● **Challenge**:
Repeat the listing exactly as given, omitting every image.

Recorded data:
-- START --

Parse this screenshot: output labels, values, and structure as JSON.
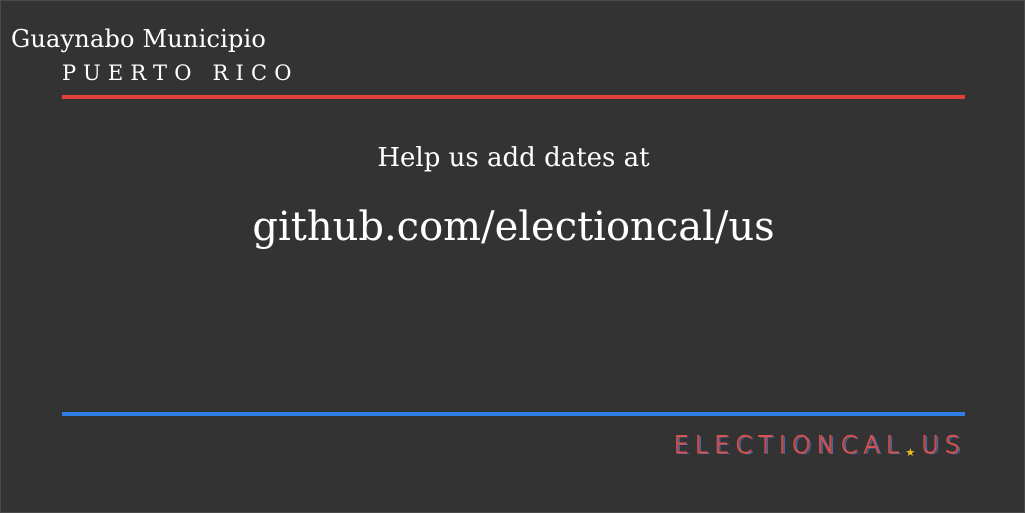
{
  "header": {
    "municipio": "Guaynabo Municipio",
    "state": "PUERTO RICO"
  },
  "main": {
    "help_text": "Help us add dates at",
    "repo_link": "github.com/electioncal/us"
  },
  "footer": {
    "brand_name": "ELECTIONCAL",
    "brand_tld": "US",
    "star_icon": "star-icon"
  },
  "colors": {
    "background": "#333333",
    "top_rule": "#e0403a",
    "bottom_rule": "#2e7ee6",
    "brand_red": "#d9534f",
    "brand_blue": "#4a7cd6",
    "star": "#f2c21b"
  }
}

-- END --

● **Task result**:
Parse this screenshot: output labels, values, and structure as JSON.
{
  "header": {
    "municipio": "Guaynabo Municipio",
    "state": "PUERTO RICO"
  },
  "main": {
    "help_text": "Help us add dates at",
    "repo_link": "github.com/electioncal/us"
  },
  "footer": {
    "brand_name": "ELECTIONCAL",
    "brand_tld": "US",
    "star_icon": "star-icon"
  },
  "colors": {
    "background": "#333333",
    "top_rule": "#e0403a",
    "bottom_rule": "#2e7ee6",
    "brand_red": "#d9534f",
    "brand_blue": "#4a7cd6",
    "star": "#f2c21b"
  }
}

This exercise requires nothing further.